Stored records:
========================

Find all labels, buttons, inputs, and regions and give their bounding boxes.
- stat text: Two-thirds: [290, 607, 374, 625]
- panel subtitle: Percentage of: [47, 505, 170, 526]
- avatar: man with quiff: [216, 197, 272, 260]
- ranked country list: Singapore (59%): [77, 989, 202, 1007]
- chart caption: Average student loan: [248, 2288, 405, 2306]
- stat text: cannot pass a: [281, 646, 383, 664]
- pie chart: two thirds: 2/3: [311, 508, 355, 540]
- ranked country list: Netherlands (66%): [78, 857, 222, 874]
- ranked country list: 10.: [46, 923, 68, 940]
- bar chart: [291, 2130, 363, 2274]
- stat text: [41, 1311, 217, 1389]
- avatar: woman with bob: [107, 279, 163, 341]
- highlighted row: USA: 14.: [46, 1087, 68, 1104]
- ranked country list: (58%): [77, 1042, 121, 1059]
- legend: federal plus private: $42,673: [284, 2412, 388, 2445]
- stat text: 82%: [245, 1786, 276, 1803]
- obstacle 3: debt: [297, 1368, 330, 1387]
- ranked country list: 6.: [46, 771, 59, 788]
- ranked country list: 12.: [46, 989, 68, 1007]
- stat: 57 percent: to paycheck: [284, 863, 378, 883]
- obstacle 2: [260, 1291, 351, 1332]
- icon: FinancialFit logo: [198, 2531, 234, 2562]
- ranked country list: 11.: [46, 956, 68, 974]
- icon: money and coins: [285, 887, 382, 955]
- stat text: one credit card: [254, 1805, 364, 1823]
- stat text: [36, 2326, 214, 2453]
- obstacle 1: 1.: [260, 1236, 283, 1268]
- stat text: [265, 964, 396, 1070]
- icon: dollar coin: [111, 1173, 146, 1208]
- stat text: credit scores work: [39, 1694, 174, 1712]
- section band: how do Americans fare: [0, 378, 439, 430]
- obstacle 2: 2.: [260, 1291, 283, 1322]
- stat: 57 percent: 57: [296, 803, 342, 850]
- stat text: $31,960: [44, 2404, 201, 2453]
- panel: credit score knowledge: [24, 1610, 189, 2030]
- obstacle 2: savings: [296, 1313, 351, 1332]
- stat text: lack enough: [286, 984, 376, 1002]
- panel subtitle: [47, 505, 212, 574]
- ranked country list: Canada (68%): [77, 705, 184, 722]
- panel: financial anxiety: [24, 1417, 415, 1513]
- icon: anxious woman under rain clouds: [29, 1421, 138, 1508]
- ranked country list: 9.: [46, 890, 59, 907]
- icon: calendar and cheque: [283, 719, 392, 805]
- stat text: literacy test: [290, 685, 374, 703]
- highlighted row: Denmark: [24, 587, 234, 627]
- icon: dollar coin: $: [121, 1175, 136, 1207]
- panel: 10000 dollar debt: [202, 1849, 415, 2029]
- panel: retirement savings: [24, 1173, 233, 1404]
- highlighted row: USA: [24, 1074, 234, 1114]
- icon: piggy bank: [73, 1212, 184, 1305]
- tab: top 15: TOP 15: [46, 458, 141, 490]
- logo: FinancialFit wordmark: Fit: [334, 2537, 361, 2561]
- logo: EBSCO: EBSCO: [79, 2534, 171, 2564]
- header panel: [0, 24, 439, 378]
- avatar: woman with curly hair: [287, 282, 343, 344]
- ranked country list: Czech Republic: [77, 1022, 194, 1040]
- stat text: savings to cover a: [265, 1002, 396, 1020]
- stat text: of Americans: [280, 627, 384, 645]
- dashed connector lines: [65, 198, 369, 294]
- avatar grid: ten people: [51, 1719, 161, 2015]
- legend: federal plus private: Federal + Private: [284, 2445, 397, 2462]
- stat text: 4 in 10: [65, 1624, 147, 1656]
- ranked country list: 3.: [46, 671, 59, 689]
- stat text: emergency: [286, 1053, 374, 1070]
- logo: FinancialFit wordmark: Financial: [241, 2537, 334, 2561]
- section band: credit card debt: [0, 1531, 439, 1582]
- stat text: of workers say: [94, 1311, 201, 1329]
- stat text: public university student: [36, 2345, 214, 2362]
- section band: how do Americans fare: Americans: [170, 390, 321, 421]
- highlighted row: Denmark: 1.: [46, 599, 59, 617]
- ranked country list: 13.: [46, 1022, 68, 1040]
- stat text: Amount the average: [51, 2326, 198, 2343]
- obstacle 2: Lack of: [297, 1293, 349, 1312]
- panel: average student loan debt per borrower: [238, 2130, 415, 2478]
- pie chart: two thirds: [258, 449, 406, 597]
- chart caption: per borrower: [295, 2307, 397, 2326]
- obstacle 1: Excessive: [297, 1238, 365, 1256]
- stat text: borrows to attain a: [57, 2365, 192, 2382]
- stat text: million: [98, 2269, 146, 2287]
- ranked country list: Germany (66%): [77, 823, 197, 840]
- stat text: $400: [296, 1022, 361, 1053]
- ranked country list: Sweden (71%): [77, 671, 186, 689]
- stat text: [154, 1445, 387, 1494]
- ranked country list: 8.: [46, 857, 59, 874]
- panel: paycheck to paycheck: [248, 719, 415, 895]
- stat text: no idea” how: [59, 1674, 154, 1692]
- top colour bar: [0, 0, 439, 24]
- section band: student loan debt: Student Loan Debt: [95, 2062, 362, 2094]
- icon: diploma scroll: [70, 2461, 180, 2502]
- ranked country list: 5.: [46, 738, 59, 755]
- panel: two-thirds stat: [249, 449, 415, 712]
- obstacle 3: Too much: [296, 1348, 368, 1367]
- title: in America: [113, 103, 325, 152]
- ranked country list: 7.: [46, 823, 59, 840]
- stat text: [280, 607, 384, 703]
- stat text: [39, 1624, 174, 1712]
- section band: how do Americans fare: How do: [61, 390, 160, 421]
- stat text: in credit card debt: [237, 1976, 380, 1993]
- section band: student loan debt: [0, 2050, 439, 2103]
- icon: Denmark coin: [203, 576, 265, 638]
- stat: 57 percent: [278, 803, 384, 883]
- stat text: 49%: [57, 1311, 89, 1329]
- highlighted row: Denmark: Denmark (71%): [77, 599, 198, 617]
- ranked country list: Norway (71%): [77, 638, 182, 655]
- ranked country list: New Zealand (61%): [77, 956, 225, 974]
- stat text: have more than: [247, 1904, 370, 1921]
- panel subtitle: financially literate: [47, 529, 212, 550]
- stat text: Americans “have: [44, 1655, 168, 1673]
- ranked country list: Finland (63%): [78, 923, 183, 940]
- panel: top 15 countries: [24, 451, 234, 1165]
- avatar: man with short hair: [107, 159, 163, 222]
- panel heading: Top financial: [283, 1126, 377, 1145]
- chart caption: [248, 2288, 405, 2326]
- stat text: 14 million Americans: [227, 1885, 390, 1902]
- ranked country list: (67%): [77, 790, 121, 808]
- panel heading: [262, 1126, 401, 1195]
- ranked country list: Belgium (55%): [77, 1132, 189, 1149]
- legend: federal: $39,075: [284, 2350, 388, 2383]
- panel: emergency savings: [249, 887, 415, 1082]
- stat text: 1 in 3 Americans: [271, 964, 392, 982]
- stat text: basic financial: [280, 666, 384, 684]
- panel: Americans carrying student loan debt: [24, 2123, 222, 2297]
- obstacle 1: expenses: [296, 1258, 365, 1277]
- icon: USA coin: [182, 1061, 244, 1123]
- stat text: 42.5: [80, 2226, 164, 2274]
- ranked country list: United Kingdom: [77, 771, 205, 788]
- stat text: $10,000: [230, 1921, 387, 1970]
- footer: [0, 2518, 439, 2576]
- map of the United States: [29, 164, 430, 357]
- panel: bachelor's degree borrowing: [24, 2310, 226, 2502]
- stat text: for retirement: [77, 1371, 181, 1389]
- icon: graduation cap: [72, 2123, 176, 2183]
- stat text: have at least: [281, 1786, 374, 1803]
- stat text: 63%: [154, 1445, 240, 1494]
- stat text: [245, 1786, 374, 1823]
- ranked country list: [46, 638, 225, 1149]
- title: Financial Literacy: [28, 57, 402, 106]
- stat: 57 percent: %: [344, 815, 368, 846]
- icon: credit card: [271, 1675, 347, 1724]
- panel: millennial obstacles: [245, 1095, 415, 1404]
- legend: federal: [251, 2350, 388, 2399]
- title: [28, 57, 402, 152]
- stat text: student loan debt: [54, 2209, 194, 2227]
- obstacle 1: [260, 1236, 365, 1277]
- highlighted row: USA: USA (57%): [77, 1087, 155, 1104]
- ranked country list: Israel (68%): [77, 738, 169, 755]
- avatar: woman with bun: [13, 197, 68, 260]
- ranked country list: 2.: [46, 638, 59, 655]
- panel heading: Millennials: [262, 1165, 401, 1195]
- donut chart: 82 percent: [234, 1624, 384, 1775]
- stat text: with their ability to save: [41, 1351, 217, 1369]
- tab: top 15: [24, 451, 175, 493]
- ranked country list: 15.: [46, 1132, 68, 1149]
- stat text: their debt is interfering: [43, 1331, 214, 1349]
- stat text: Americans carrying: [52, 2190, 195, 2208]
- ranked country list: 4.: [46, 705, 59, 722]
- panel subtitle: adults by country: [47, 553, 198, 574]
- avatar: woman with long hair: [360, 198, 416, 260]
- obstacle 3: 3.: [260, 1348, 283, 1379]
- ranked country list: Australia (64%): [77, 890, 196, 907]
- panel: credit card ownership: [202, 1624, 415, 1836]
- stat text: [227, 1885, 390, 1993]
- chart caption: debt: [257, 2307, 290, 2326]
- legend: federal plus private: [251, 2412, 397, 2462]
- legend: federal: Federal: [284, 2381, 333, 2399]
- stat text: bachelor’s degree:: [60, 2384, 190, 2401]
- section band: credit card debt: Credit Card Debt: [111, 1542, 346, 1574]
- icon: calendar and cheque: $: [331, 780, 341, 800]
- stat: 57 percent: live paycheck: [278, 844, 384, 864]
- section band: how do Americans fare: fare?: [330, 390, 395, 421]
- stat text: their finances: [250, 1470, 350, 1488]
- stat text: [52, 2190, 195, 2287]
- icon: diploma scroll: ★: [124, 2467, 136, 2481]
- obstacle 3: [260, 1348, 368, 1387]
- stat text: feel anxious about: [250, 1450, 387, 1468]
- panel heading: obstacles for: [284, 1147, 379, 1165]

========================

» **Instruction**
Can you copy the listing above word for word, from its start through the line that contains "- ranked country list: Singapore", including both ends?

» **Result of this exercise**
Find all labels, buttons, inputs, and regions and give their bounding boxes.
- stat text: Two-thirds: [290, 607, 374, 625]
- panel subtitle: Percentage of: [47, 505, 170, 526]
- avatar: man with quiff: [216, 197, 272, 260]
- ranked country list: Singapore (59%): [77, 989, 202, 1007]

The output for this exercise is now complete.